**Supplied records**:
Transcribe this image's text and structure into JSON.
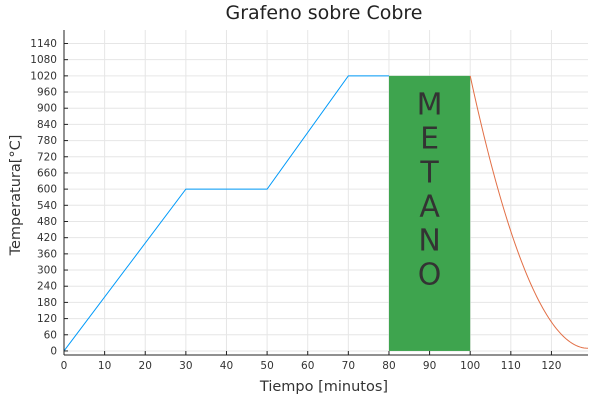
{
  "chart_data": {
    "type": "line",
    "title": "Grafeno sobre Cobre",
    "xlabel": "Tiempo [minutos]",
    "ylabel": "Temperatura[°C]",
    "xlim": [
      0,
      129
    ],
    "ylim": [
      -15,
      1190
    ],
    "xticks": [
      0,
      10,
      20,
      30,
      40,
      50,
      60,
      70,
      80,
      90,
      100,
      110,
      120
    ],
    "yticks": [
      0,
      60,
      120,
      180,
      240,
      300,
      360,
      420,
      480,
      540,
      600,
      660,
      720,
      780,
      840,
      900,
      960,
      1020,
      1080,
      1140
    ],
    "grid": true,
    "legend": "none",
    "series": [
      {
        "color": "#009AF9",
        "points": [
          [
            0,
            0
          ],
          [
            30,
            600
          ],
          [
            50,
            600
          ],
          [
            70,
            1020
          ],
          [
            80,
            1020
          ]
        ]
      },
      {
        "color": "#E26F46",
        "curve": "parabola",
        "points": [
          [
            100,
            1020
          ],
          [
            129,
            10
          ]
        ]
      }
    ],
    "shaded_region": {
      "x": [
        80,
        100
      ],
      "y": [
        0,
        1020
      ],
      "color": "#3EA44E",
      "label_letters": [
        "M",
        "E",
        "T",
        "A",
        "N",
        "O"
      ]
    }
  }
}
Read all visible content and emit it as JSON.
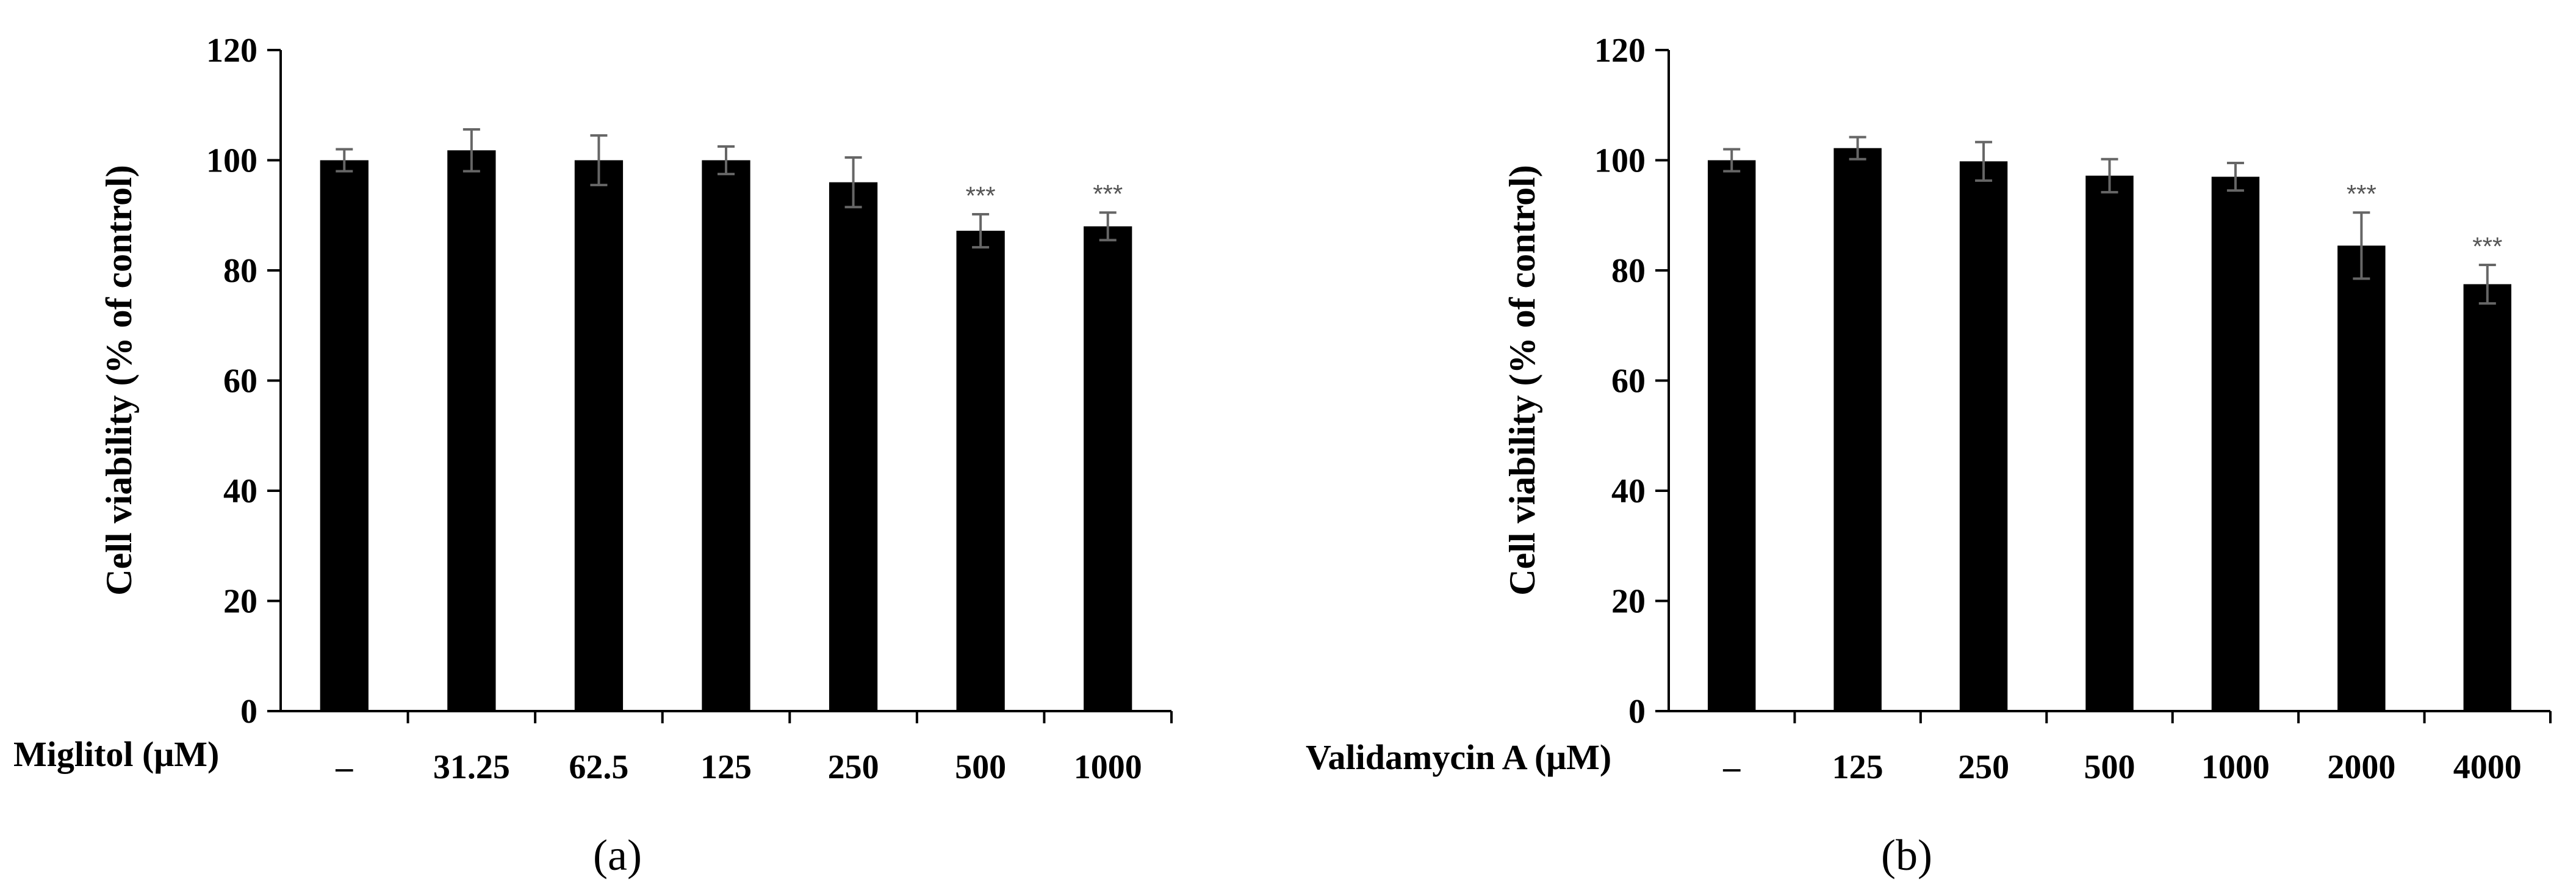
{
  "colors": {
    "bar": "#000000",
    "axis": "#000000",
    "errorbar": "#666666",
    "significance": "#555555"
  },
  "chart_data": [
    {
      "type": "bar",
      "panel_label": "(a)",
      "title": "",
      "ylabel": "Cell viability  (% of control)",
      "xlabel": "Miglitol  (μM)",
      "ylim": [
        0,
        120
      ],
      "yticks": [
        "0",
        "20",
        "40",
        "60",
        "80",
        "100",
        "120"
      ],
      "categories": [
        "–",
        "31.25",
        "62.5",
        "125",
        "250",
        "500",
        "1000"
      ],
      "values": [
        100,
        101.8,
        100,
        100,
        96,
        87.2,
        88
      ],
      "errors": [
        2,
        3.8,
        4.5,
        2.5,
        4.5,
        3,
        2.5
      ],
      "significance": [
        "",
        "",
        "",
        "",
        "",
        "***",
        "***"
      ]
    },
    {
      "type": "bar",
      "panel_label": "(b)",
      "title": "",
      "ylabel": "Cell viability  (% of control)",
      "xlabel": "Validamycin A (μM)",
      "ylim": [
        0,
        120
      ],
      "yticks": [
        "0",
        "20",
        "40",
        "60",
        "80",
        "100",
        "120"
      ],
      "categories": [
        "–",
        "125",
        "250",
        "500",
        "1000",
        "2000",
        "4000"
      ],
      "values": [
        100,
        102.2,
        99.8,
        97.2,
        97,
        84.5,
        77.5
      ],
      "errors": [
        2,
        2,
        3.5,
        3,
        2.5,
        6,
        3.5
      ],
      "significance": [
        "",
        "",
        "",
        "",
        "",
        "***",
        "***"
      ]
    }
  ]
}
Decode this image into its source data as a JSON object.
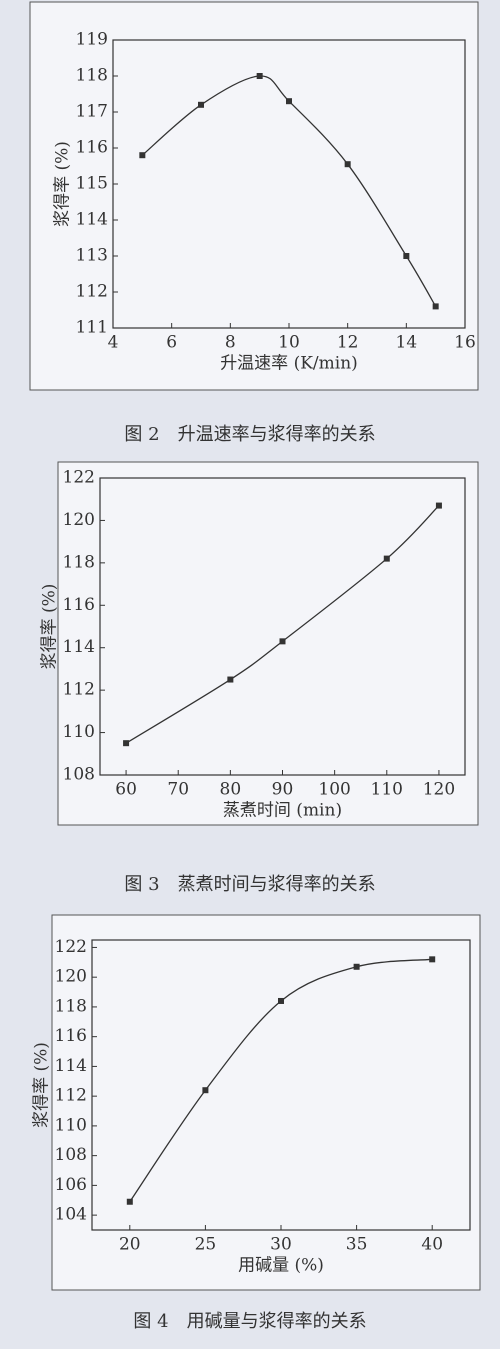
{
  "chart_data": [
    {
      "type": "line",
      "caption": "图 2　升温速率与浆得率的关系",
      "xlabel": "升温速率 (K/min)",
      "ylabel": "浆得率 (%)",
      "x": [
        5,
        7,
        9,
        10,
        12,
        14,
        15
      ],
      "values": [
        115.8,
        117.2,
        118.0,
        117.3,
        115.55,
        113.0,
        111.6
      ],
      "xlim": [
        4,
        16
      ],
      "ylim": [
        111,
        119
      ],
      "xticks": [
        4,
        6,
        8,
        10,
        12,
        14,
        16
      ],
      "yticks": [
        111,
        112,
        113,
        114,
        115,
        116,
        117,
        118,
        119
      ],
      "color": "#333333"
    },
    {
      "type": "line",
      "caption": "图 3　蒸煮时间与浆得率的关系",
      "xlabel": "蒸煮时间 (min)",
      "ylabel": "浆得率 (%)",
      "x": [
        60,
        80,
        90,
        110,
        120
      ],
      "values": [
        109.5,
        112.5,
        114.3,
        118.2,
        120.7
      ],
      "xlim": [
        55,
        125
      ],
      "ylim": [
        108,
        122
      ],
      "xticks": [
        60,
        70,
        80,
        90,
        100,
        110,
        120
      ],
      "yticks": [
        108,
        110,
        112,
        114,
        116,
        118,
        120,
        122
      ],
      "color": "#333333"
    },
    {
      "type": "line",
      "caption": "图 4　用碱量与浆得率的关系",
      "xlabel": "用碱量 (%)",
      "ylabel": "浆得率 (%)",
      "x": [
        20,
        25,
        30,
        35,
        40
      ],
      "values": [
        104.9,
        112.4,
        118.4,
        120.7,
        121.2
      ],
      "xlim": [
        17.5,
        42.5
      ],
      "ylim": [
        103,
        122.5
      ],
      "xticks": [
        20,
        25,
        30,
        35,
        40
      ],
      "yticks": [
        104,
        106,
        108,
        110,
        112,
        114,
        116,
        118,
        120,
        122
      ],
      "color": "#333333"
    }
  ]
}
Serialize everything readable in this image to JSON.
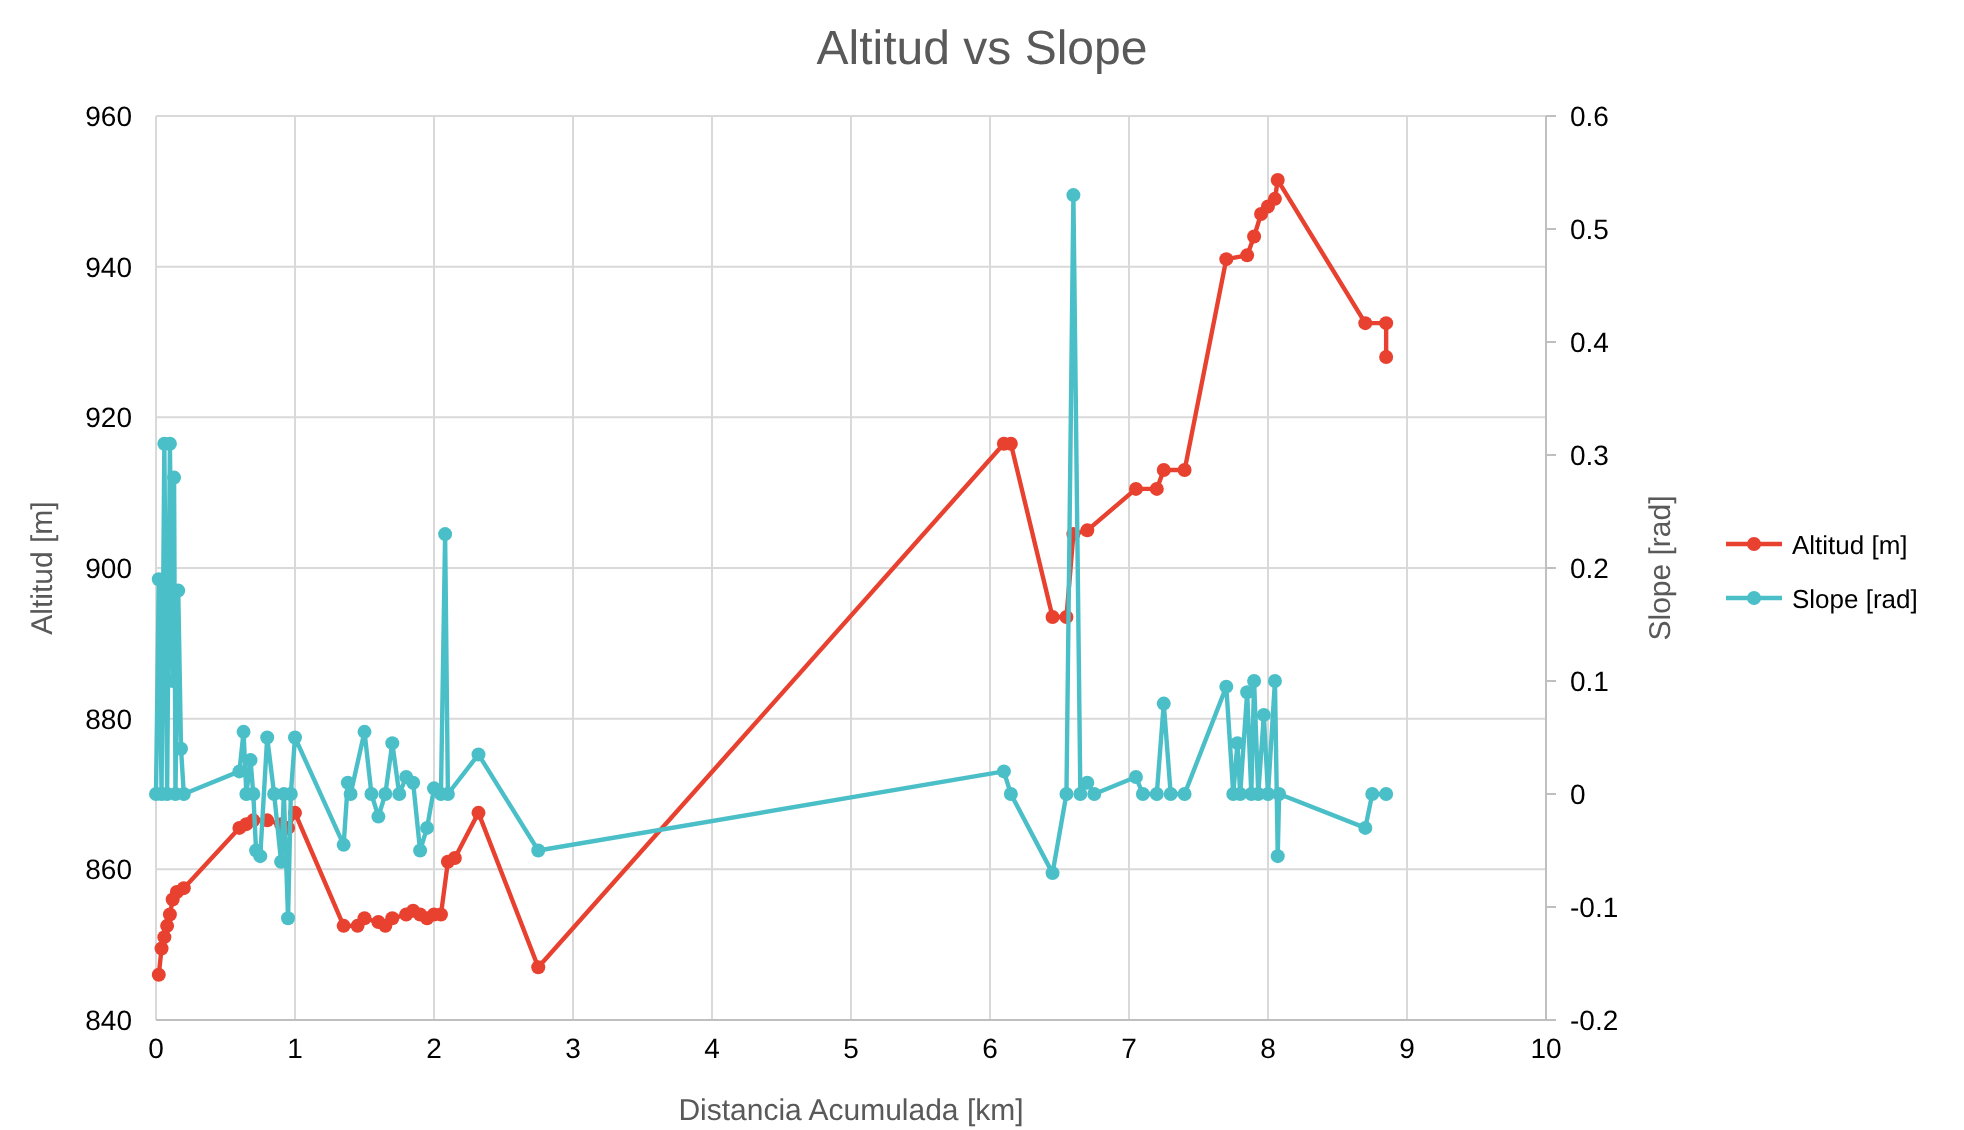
{
  "chart_data": {
    "type": "line",
    "title": "Altitud vs Slope",
    "xlabel": "Distancia Acumulada [km]",
    "ylabel": "Altitud [m]",
    "y2label": "Slope [rad]",
    "xlim": [
      0,
      10
    ],
    "xticks": [
      0,
      1,
      2,
      3,
      4,
      5,
      6,
      7,
      8,
      9,
      10
    ],
    "ylim": [
      840,
      960
    ],
    "yticks": [
      840,
      860,
      880,
      900,
      920,
      940,
      960
    ],
    "y2lim": [
      -0.2,
      0.6
    ],
    "y2ticks": [
      -0.2,
      -0.1,
      0,
      0.1,
      0.2,
      0.3,
      0.4,
      0.5,
      0.6
    ],
    "grid": true,
    "legend": "right",
    "marker": "circle",
    "line_style": "solid",
    "series": [
      {
        "name": "Altitud [m]",
        "color": "#e8412f",
        "x": [
          0.02,
          0.04,
          0.06,
          0.08,
          0.1,
          0.12,
          0.15,
          0.2,
          0.6,
          0.65,
          0.7,
          0.8,
          0.9,
          0.95,
          1.0,
          1.35,
          1.45,
          1.5,
          1.6,
          1.65,
          1.7,
          1.8,
          1.85,
          1.9,
          1.95,
          2.0,
          2.05,
          2.1,
          2.15,
          2.32,
          2.75,
          6.1,
          6.15,
          6.45,
          6.55,
          6.6,
          6.7,
          7.05,
          7.2,
          7.25,
          7.4,
          7.7,
          7.85,
          7.9,
          7.95,
          8.0,
          8.05,
          8.07,
          8.7,
          8.85,
          8.85
        ],
        "values": [
          846,
          849.5,
          851,
          852.5,
          854,
          856,
          857,
          857.5,
          865.5,
          866,
          866.5,
          866.5,
          866,
          865.5,
          867.5,
          852.5,
          852.5,
          853.5,
          853,
          852.5,
          853.5,
          854,
          854.5,
          854,
          853.5,
          854,
          854,
          861,
          861.5,
          867.5,
          847,
          916.5,
          916.5,
          893.5,
          893.5,
          904.5,
          905,
          910.5,
          910.5,
          913,
          913,
          941,
          941.5,
          944,
          947,
          948,
          949,
          951.5,
          932.5,
          932.5,
          928
        ]
      },
      {
        "name": "Slope [rad]",
        "color": "#4bbfc8",
        "axis": "y2",
        "x": [
          0,
          0.02,
          0.04,
          0.06,
          0.08,
          0.1,
          0.12,
          0.13,
          0.14,
          0.16,
          0.18,
          0.2,
          0.6,
          0.63,
          0.65,
          0.68,
          0.7,
          0.72,
          0.75,
          0.8,
          0.85,
          0.9,
          0.92,
          0.95,
          0.97,
          1.0,
          1.35,
          1.38,
          1.4,
          1.5,
          1.55,
          1.6,
          1.65,
          1.7,
          1.75,
          1.8,
          1.85,
          1.9,
          1.95,
          2.0,
          2.05,
          2.08,
          2.1,
          2.32,
          2.75,
          6.1,
          6.15,
          6.45,
          6.55,
          6.6,
          6.65,
          6.7,
          6.75,
          7.05,
          7.1,
          7.2,
          7.25,
          7.3,
          7.4,
          7.7,
          7.75,
          7.78,
          7.8,
          7.85,
          7.88,
          7.9,
          7.93,
          7.97,
          8.0,
          8.05,
          8.07,
          8.08,
          8.7,
          8.75,
          8.85
        ],
        "values": [
          0,
          0.19,
          0,
          0.31,
          0,
          0.31,
          0.1,
          0.28,
          0,
          0.18,
          0.04,
          0,
          0.02,
          0.055,
          0,
          0.03,
          0,
          -0.05,
          -0.055,
          0.05,
          0,
          -0.06,
          0,
          -0.11,
          0,
          0.05,
          -0.045,
          0.01,
          0,
          0.055,
          0,
          -0.02,
          0,
          0.045,
          0,
          0.015,
          0.01,
          -0.05,
          -0.03,
          0.005,
          0,
          0.23,
          0,
          0.035,
          -0.05,
          0.02,
          0,
          -0.07,
          0,
          0.53,
          0,
          0.01,
          0,
          0.015,
          0,
          0,
          0.08,
          0,
          0,
          0.095,
          0,
          0.045,
          0,
          0.09,
          0,
          0.1,
          0,
          0.07,
          0,
          0.1,
          -0.055,
          0,
          -0.03,
          0,
          0
        ]
      }
    ]
  }
}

**Directions**: In the records above, find each line that holds the word "JSON"; copy all such lines.

**Solution to this exercise**:
Transcribe this image's text and structure into JSON.
Read all visible content and emit it as JSON.
Decode this image into its source data as a JSON object.
Serialize everything readable in this image to JSON.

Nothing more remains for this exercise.